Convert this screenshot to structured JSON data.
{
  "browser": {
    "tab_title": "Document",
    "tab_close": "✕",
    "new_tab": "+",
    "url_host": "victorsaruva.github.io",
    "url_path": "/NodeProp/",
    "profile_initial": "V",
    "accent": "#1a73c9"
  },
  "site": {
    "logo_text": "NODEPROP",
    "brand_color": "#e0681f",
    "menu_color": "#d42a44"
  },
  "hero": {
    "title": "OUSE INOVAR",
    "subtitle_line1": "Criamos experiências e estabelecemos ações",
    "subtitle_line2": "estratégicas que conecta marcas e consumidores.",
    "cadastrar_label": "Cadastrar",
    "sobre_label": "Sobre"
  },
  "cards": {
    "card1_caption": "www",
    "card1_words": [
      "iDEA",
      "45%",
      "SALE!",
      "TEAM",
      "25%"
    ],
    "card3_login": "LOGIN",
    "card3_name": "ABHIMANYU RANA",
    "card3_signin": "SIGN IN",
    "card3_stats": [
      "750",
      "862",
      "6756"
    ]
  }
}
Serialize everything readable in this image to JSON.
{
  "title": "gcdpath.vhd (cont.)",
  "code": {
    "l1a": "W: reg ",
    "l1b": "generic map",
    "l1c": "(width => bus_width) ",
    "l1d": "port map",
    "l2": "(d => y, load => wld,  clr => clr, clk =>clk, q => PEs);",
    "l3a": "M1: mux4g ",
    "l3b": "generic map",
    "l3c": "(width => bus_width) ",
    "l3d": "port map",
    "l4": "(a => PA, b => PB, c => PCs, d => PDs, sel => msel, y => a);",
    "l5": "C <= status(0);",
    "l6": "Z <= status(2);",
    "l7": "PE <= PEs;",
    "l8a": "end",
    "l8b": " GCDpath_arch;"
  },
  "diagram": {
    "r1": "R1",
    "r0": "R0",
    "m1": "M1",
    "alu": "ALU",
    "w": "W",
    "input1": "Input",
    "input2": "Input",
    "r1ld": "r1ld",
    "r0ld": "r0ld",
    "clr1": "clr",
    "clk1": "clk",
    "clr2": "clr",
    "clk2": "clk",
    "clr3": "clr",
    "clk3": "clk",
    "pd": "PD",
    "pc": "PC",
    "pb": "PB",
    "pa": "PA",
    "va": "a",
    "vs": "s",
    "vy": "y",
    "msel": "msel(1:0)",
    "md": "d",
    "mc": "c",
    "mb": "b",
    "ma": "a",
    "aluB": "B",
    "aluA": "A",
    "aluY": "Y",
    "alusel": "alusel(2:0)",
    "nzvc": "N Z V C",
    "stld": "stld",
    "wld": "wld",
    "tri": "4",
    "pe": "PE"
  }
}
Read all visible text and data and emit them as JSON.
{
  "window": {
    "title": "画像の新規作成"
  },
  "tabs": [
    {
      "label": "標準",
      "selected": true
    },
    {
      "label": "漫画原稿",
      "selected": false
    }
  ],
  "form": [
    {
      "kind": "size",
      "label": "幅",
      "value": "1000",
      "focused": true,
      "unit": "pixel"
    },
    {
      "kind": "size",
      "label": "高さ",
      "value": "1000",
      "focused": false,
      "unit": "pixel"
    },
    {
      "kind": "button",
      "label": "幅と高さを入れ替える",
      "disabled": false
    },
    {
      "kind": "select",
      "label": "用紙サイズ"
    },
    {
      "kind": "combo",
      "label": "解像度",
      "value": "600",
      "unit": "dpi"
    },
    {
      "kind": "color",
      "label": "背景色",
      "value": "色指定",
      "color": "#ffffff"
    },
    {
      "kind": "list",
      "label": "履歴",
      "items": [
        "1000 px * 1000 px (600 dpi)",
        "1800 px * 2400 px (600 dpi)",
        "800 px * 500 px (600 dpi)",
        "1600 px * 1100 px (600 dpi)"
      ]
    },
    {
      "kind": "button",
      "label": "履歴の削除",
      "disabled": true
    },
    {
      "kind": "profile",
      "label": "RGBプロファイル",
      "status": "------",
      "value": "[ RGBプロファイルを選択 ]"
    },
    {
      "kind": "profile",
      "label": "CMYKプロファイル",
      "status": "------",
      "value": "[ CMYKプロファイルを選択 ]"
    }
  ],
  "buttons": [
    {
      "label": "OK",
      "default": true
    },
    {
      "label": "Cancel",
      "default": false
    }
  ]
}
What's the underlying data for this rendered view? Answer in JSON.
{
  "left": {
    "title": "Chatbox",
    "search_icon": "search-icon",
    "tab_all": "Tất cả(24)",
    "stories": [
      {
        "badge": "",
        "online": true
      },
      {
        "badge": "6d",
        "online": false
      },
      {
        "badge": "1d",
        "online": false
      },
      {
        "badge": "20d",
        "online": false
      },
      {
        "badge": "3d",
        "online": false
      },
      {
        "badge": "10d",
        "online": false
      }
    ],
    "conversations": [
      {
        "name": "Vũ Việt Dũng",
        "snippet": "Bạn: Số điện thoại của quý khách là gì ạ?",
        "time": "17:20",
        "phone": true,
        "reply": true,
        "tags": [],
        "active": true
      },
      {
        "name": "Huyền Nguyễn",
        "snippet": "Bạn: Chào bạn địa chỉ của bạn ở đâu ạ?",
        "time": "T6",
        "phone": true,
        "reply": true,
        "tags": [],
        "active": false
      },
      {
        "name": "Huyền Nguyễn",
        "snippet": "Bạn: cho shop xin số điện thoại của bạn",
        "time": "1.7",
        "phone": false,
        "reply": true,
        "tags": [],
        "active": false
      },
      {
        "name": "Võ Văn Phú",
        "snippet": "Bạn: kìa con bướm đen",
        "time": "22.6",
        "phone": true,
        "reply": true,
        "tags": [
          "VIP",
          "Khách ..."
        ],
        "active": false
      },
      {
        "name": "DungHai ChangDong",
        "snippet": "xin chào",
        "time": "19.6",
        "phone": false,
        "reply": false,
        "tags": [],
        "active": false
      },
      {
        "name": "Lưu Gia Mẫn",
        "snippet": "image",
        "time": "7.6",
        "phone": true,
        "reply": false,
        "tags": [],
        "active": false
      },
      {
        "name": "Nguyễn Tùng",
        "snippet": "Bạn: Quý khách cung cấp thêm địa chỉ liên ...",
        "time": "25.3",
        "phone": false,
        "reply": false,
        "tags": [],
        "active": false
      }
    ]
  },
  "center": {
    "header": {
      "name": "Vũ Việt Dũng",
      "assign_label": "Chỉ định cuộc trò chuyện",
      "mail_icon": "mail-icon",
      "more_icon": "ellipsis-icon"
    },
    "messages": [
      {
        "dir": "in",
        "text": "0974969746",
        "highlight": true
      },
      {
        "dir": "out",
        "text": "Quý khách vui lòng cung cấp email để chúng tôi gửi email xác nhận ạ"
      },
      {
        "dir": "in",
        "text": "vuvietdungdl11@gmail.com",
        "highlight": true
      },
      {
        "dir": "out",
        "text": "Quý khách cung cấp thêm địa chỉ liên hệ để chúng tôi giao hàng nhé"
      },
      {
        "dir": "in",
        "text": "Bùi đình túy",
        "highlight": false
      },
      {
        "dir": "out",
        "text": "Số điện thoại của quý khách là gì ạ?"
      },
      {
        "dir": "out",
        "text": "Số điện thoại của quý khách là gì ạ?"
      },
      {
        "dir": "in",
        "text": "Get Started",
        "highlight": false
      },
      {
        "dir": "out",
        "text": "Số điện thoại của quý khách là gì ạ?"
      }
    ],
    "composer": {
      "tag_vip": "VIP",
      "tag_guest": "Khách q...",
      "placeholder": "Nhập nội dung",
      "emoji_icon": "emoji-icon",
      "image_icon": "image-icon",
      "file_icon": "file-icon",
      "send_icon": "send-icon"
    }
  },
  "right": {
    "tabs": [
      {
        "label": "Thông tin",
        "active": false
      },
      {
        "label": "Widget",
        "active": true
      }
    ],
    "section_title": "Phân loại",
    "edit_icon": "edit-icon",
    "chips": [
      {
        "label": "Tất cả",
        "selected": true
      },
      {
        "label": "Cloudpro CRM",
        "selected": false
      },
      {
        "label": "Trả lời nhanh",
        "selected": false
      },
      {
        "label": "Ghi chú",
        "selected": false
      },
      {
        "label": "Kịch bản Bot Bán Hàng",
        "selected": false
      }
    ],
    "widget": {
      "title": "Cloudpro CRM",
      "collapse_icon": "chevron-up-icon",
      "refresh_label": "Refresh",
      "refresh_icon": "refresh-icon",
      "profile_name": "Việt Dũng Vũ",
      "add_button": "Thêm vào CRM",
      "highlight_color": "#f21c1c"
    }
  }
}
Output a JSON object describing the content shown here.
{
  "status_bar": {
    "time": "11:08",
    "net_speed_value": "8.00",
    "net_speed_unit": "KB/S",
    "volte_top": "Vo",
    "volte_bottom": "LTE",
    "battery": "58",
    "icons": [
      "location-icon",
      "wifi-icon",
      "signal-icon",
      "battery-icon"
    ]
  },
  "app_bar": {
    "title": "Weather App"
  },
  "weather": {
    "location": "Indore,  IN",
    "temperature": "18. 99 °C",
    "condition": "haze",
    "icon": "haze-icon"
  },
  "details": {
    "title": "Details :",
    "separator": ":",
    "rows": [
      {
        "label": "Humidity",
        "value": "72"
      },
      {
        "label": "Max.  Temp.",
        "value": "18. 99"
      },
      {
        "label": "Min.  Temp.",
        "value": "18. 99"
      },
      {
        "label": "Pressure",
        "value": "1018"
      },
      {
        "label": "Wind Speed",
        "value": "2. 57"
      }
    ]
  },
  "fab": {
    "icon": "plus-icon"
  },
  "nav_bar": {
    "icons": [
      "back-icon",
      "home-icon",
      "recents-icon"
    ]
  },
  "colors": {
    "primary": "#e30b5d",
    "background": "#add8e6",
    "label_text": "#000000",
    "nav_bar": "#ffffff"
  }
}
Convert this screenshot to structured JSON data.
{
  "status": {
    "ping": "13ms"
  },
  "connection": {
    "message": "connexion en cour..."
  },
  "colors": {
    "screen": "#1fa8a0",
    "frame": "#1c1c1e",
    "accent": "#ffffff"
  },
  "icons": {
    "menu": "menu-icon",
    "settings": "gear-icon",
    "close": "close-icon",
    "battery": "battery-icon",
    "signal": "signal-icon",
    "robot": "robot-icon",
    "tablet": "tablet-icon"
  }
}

================

▶ [Objective]: For the listing above, give the number of lines in which the string "ffffff" occurs, and nothing else.

▶ [Written response]: 3